Goal of the exercise: Count the lines in the items below that contain the string "label". Reply with the number alone.

◇ ◇ ◇ ◇ ◇

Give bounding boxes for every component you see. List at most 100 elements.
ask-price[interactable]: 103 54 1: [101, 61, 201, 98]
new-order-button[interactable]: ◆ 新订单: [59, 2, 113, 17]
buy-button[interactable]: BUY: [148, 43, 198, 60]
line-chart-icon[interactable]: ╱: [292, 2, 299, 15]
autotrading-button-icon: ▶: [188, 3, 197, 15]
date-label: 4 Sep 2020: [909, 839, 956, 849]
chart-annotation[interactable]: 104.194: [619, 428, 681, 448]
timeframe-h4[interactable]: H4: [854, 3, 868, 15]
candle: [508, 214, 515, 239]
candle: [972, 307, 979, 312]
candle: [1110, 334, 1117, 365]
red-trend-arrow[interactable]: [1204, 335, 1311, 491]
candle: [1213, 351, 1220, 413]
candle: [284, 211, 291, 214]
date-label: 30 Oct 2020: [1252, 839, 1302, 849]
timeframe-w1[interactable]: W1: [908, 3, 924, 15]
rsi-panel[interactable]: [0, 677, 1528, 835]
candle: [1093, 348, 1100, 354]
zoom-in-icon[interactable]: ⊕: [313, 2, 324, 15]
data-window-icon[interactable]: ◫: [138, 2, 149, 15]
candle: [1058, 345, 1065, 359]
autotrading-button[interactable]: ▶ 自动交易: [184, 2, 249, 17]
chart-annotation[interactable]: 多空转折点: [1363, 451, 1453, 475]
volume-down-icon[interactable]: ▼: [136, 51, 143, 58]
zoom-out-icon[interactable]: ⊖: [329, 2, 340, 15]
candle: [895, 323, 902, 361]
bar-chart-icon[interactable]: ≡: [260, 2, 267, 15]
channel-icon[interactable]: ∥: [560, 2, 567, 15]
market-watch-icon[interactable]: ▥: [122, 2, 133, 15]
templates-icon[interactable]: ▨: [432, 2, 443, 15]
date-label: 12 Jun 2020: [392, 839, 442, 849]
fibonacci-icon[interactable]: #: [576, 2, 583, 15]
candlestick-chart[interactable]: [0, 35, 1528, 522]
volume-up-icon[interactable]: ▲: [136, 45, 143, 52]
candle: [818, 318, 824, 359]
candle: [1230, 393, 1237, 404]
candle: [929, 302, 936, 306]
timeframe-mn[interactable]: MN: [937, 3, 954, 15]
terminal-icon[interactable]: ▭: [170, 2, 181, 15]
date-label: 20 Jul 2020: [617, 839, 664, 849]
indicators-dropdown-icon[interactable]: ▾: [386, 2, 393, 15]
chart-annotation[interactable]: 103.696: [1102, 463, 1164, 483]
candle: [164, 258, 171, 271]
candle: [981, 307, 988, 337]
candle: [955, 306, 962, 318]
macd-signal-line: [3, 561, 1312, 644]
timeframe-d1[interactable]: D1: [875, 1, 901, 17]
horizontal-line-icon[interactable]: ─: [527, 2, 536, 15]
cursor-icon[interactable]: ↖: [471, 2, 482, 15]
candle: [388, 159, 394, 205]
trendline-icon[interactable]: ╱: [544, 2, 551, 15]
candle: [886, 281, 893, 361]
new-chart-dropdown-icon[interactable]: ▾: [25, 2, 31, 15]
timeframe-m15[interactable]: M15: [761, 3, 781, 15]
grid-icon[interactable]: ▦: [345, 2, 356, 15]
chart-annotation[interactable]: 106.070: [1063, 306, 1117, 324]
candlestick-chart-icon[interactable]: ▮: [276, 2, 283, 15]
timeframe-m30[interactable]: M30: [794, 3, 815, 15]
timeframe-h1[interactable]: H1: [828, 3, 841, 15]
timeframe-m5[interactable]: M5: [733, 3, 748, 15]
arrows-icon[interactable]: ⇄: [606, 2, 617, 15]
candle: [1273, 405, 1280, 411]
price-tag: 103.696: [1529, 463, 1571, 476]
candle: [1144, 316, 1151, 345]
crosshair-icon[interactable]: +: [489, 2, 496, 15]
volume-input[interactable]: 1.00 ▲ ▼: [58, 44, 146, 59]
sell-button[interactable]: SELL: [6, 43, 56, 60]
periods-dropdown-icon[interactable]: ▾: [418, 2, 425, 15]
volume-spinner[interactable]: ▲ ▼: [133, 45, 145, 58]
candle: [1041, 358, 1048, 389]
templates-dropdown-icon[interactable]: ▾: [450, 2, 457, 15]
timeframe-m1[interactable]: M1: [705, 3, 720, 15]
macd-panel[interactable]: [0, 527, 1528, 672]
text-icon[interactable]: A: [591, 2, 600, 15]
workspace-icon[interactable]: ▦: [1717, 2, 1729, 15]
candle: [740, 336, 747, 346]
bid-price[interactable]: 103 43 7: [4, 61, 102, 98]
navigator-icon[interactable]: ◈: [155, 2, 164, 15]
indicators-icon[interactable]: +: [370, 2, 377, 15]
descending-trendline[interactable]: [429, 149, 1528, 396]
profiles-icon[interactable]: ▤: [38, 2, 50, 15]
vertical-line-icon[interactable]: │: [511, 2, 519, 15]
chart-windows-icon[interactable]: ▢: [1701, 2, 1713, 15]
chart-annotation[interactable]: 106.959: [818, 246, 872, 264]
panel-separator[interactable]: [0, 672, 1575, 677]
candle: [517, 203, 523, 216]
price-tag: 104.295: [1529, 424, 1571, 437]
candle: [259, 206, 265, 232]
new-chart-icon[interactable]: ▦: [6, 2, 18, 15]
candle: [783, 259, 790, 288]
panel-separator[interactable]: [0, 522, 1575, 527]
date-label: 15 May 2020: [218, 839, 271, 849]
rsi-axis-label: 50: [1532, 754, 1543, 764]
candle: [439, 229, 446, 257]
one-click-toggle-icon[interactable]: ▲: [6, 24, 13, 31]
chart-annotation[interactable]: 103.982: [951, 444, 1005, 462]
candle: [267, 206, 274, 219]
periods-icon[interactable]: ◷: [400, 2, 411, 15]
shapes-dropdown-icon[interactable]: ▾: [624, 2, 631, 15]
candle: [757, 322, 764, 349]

◇ ◇ ◇ ◇ ◇

Final result: 6